Dataset rows about figures
--- BEGIN ---

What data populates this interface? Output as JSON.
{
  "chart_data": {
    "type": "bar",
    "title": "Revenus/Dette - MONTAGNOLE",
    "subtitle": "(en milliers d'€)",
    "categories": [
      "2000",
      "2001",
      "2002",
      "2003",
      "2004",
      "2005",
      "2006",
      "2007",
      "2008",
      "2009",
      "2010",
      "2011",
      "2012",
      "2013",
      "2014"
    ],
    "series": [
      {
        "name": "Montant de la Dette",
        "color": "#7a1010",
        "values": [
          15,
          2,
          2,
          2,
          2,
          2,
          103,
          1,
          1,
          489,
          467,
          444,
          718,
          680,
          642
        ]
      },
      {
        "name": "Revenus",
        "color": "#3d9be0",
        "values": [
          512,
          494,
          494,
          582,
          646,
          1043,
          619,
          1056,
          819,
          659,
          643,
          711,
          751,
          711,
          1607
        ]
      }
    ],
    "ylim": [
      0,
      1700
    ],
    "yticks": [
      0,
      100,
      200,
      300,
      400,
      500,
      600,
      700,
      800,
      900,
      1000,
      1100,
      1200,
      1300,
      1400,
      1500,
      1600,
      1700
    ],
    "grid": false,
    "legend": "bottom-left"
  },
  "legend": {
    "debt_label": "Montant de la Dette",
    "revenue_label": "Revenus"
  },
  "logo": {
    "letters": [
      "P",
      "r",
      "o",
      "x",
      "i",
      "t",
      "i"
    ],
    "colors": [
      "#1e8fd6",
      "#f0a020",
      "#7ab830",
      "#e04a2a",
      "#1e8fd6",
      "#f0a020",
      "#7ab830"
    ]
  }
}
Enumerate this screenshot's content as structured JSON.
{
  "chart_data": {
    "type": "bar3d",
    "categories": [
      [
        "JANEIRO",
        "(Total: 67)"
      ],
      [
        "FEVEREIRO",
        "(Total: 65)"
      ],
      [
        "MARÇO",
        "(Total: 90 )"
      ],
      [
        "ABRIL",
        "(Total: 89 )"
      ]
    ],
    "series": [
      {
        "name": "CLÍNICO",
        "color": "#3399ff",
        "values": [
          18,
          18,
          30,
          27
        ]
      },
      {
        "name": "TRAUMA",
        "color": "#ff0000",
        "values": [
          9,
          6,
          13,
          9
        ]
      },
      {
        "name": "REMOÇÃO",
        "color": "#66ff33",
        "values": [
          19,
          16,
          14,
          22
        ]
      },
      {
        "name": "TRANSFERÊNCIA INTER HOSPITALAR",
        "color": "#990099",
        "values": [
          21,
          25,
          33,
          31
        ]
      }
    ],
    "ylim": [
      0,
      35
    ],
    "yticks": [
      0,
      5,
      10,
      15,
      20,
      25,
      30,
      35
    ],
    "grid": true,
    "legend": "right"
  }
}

--- END ---

Exercise brief>
Return exactly the lines from the one containing "Enumerate this screenshot's" through the last line of the records above, both included, and nothing else.

Reply to the task>
Enumerate this screenshot's content as structured JSON.
{
  "chart_data": {
    "type": "bar3d",
    "categories": [
      [
        "JANEIRO",
        "(Total: 67)"
      ],
      [
        "FEVEREIRO",
        "(Total: 65)"
      ],
      [
        "MARÇO",
        "(Total: 90 )"
      ],
      [
        "ABRIL",
        "(Total: 89 )"
      ]
    ],
    "series": [
      {
        "name": "CLÍNICO",
        "color": "#3399ff",
        "values": [
          18,
          18,
          30,
          27
        ]
      },
      {
        "name": "TRAUMA",
        "color": "#ff0000",
        "values": [
          9,
          6,
          13,
          9
        ]
      },
      {
        "name": "REMOÇÃO",
        "color": "#66ff33",
        "values": [
          19,
          16,
          14,
          22
        ]
      },
      {
        "name": "TRANSFERÊNCIA INTER HOSPITALAR",
        "color": "#990099",
        "values": [
          21,
          25,
          33,
          31
        ]
      }
    ],
    "ylim": [
      0,
      35
    ],
    "yticks": [
      0,
      5,
      10,
      15,
      20,
      25,
      30,
      35
    ],
    "grid": true,
    "legend": "right"
  }
}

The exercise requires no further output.